[SET EXERCISE]: Without the pictures, copy the entries below word for word.

** Start of DATA ROWS **

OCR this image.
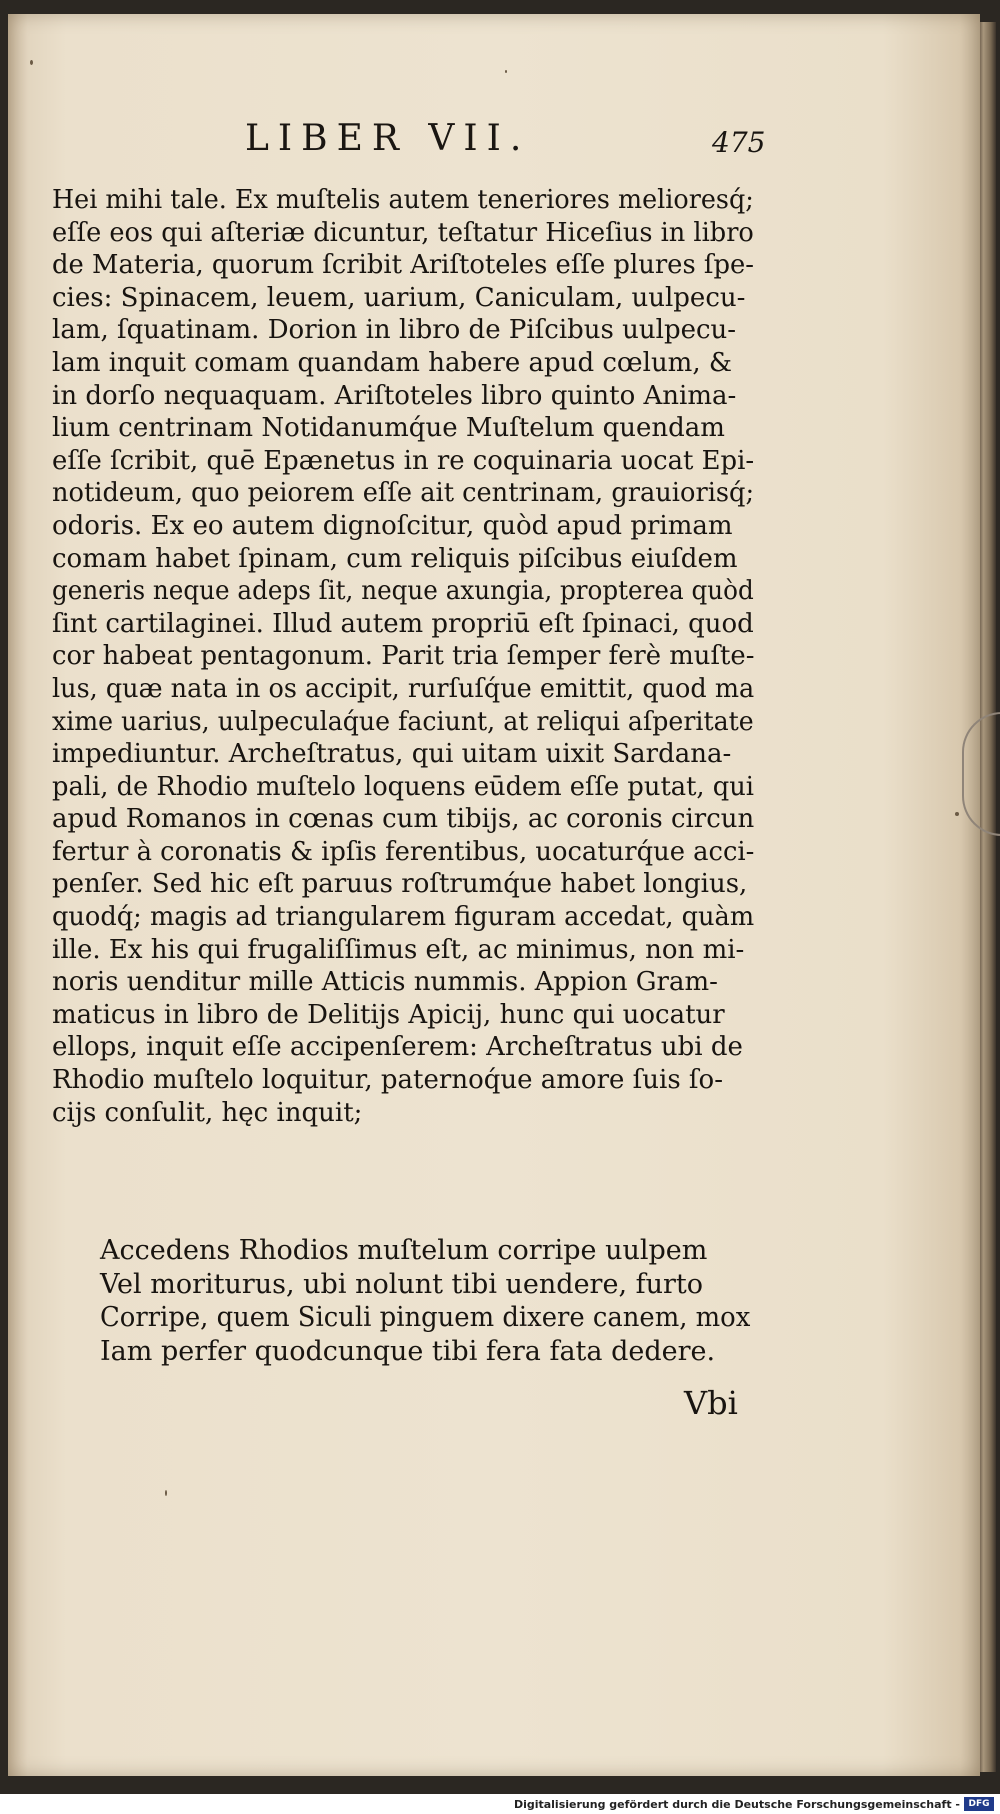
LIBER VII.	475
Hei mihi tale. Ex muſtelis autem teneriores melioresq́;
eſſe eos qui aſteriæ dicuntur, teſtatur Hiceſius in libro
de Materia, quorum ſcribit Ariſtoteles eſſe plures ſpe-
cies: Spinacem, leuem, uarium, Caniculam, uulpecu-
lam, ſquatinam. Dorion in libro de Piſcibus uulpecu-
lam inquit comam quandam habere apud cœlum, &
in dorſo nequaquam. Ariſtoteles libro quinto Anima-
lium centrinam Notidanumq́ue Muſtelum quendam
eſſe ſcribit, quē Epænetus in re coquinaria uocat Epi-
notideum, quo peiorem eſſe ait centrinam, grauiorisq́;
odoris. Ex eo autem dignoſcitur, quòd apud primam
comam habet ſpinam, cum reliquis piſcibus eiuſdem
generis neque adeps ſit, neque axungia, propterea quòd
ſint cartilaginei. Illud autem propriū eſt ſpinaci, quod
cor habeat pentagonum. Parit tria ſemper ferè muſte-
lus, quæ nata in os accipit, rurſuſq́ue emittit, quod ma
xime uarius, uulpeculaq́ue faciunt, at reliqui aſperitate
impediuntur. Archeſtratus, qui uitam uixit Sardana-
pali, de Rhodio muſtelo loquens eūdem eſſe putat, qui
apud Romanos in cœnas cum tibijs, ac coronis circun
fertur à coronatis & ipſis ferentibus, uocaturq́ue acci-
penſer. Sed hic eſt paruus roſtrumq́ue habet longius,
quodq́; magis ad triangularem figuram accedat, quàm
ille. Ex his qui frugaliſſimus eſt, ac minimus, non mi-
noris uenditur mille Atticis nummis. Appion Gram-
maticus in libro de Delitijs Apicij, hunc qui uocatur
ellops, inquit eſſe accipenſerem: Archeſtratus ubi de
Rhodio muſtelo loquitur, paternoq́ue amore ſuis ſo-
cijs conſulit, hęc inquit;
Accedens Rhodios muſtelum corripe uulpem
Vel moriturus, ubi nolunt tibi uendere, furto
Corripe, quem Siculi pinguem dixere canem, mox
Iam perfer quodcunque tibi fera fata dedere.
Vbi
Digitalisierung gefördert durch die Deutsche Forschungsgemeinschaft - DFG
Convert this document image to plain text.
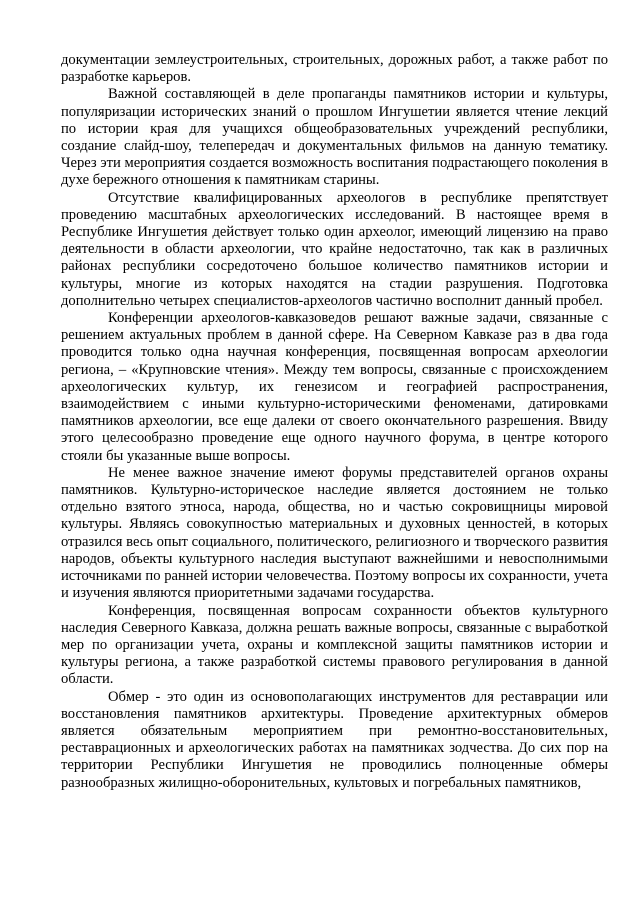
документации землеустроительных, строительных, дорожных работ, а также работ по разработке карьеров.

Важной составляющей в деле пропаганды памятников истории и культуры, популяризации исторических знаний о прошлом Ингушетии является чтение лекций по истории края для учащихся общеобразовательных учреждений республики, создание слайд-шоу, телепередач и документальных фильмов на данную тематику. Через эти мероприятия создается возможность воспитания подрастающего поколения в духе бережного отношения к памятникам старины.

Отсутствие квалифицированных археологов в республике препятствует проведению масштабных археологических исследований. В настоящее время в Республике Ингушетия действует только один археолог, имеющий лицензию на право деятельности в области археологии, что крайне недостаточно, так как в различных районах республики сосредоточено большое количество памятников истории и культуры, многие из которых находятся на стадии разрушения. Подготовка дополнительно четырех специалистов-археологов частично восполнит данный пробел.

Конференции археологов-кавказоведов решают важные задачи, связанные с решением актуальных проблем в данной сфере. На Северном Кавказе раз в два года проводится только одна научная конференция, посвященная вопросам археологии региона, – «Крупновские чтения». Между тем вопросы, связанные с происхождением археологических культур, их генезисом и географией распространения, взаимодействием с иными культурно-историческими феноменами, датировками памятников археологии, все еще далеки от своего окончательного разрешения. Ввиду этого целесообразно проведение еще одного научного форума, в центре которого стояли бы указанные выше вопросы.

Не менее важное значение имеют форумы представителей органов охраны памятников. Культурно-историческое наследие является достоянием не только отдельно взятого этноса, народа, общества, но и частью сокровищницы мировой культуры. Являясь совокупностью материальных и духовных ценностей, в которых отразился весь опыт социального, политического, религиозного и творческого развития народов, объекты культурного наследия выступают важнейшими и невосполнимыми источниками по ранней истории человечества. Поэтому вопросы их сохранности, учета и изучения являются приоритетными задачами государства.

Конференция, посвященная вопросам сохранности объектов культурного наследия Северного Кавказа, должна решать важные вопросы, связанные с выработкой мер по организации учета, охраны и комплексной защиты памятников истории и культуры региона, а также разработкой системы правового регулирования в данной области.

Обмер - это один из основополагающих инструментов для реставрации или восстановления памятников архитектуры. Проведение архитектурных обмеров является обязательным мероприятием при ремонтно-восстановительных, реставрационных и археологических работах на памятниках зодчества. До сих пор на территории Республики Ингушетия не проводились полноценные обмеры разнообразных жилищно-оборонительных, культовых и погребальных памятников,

** End of DATA ROWS **

[SOLUTION TO THE EXERCISE]:
OCR this image.
LIBER VII.	475
Hei mihi tale. Ex muſtelis autem teneriores melioresq́;
eſſe eos qui aſteriæ dicuntur, teſtatur Hiceſius in libro
de Materia, quorum ſcribit Ariſtoteles eſſe plures ſpe-
cies: Spinacem, leuem, uarium, Caniculam, uulpecu-
lam, ſquatinam. Dorion in libro de Piſcibus uulpecu-
lam inquit comam quandam habere apud cœlum, &
in dorſo nequaquam. Ariſtoteles libro quinto Anima-
lium centrinam Notidanumq́ue Muſtelum quendam
eſſe ſcribit, quē Epænetus in re coquinaria uocat Epi-
notideum, quo peiorem eſſe ait centrinam, grauiorisq́;
odoris. Ex eo autem dignoſcitur, quòd apud primam
comam habet ſpinam, cum reliquis piſcibus eiuſdem
generis neque adeps ſit, neque axungia, propterea quòd
ſint cartilaginei. Illud autem propriū eſt ſpinaci, quod
cor habeat pentagonum. Parit tria ſemper ferè muſte-
lus, quæ nata in os accipit, rurſuſq́ue emittit, quod ma
xime uarius, uulpeculaq́ue faciunt, at reliqui aſperitate
impediuntur. Archeſtratus, qui uitam uixit Sardana-
pali, de Rhodio muſtelo loquens eūdem eſſe putat, qui
apud Romanos in cœnas cum tibijs, ac coronis circun
fertur à coronatis & ipſis ferentibus, uocaturq́ue acci-
penſer. Sed hic eſt paruus roſtrumq́ue habet longius,
quodq́; magis ad triangularem figuram accedat, quàm
ille. Ex his qui frugaliſſimus eſt, ac minimus, non mi-
noris uenditur mille Atticis nummis. Appion Gram-
maticus in libro de Delitijs Apicij, hunc qui uocatur
ellops, inquit eſſe accipenſerem: Archeſtratus ubi de
Rhodio muſtelo loquitur, paternoq́ue amore ſuis ſo-
cijs conſulit, hęc inquit;
Accedens Rhodios muſtelum corripe uulpem
Vel moriturus, ubi nolunt tibi uendere, furto
Corripe, quem Siculi pinguem dixere canem, mox
Iam perfer quodcunque tibi fera fata dedere.
Vbi
Digitalisierung gefördert durch die Deutsche Forschungsgemeinschaft - DFG
Convert this document image to plain text.
документации землеустроительных, строительных, дорожных работ, а также работ по разработке карьеров.

Важной составляющей в деле пропаганды памятников истории и культуры, популяризации исторических знаний о прошлом Ингушетии является чтение лекций по истории края для учащихся общеобразовательных учреждений республики, создание слайд-шоу, телепередач и документальных фильмов на данную тематику. Через эти мероприятия создается возможность воспитания подрастающего поколения в духе бережного отношения к памятникам старины.

Отсутствие квалифицированных археологов в республике препятствует проведению масштабных археологических исследований. В настоящее время в Республике Ингушетия действует только один археолог, имеющий лицензию на право деятельности в области археологии, что крайне недостаточно, так как в различных районах республики сосредоточено большое количество памятников истории и культуры, многие из которых находятся на стадии разрушения. Подготовка дополнительно четырех специалистов-археологов частично восполнит данный пробел.

Конференции археологов-кавказоведов решают важные задачи, связанные с решением актуальных проблем в данной сфере. На Северном Кавказе раз в два года проводится только одна научная конференция, посвященная вопросам археологии региона, – «Крупновские чтения». Между тем вопросы, связанные с происхождением археологических культур, их генезисом и географией распространения, взаимодействием с иными культурно-историческими феноменами, датировками памятников археологии, все еще далеки от своего окончательного разрешения. Ввиду этого целесообразно проведение еще одного научного форума, в центре которого стояли бы указанные выше вопросы.

Не менее важное значение имеют форумы представителей органов охраны памятников. Культурно-историческое наследие является достоянием не только отдельно взятого этноса, народа, общества, но и частью сокровищницы мировой культуры. Являясь совокупностью материальных и духовных ценностей, в которых отразился весь опыт социального, политического, религиозного и творческого развития народов, объекты культурного наследия выступают важнейшими и невосполнимыми источниками по ранней истории человечества. Поэтому вопросы их сохранности, учета и изучения являются приоритетными задачами государства.

Конференция, посвященная вопросам сохранности объектов культурного наследия Северного Кавказа, должна решать важные вопросы, связанные с выработкой мер по организации учета, охраны и комплексной защиты памятников истории и культуры региона, а также разработкой системы правового регулирования в данной области.

Обмер - это один из основополагающих инструментов для реставрации или восстановления памятников архитектуры. Проведение архитектурных обмеров является обязательным мероприятием при ремонтно-восстановительных, реставрационных и археологических работах на памятниках зодчества. До сих пор на территории Республики Ингушетия не проводились полноценные обмеры разнообразных жилищно-оборонительных, культовых и погребальных памятников,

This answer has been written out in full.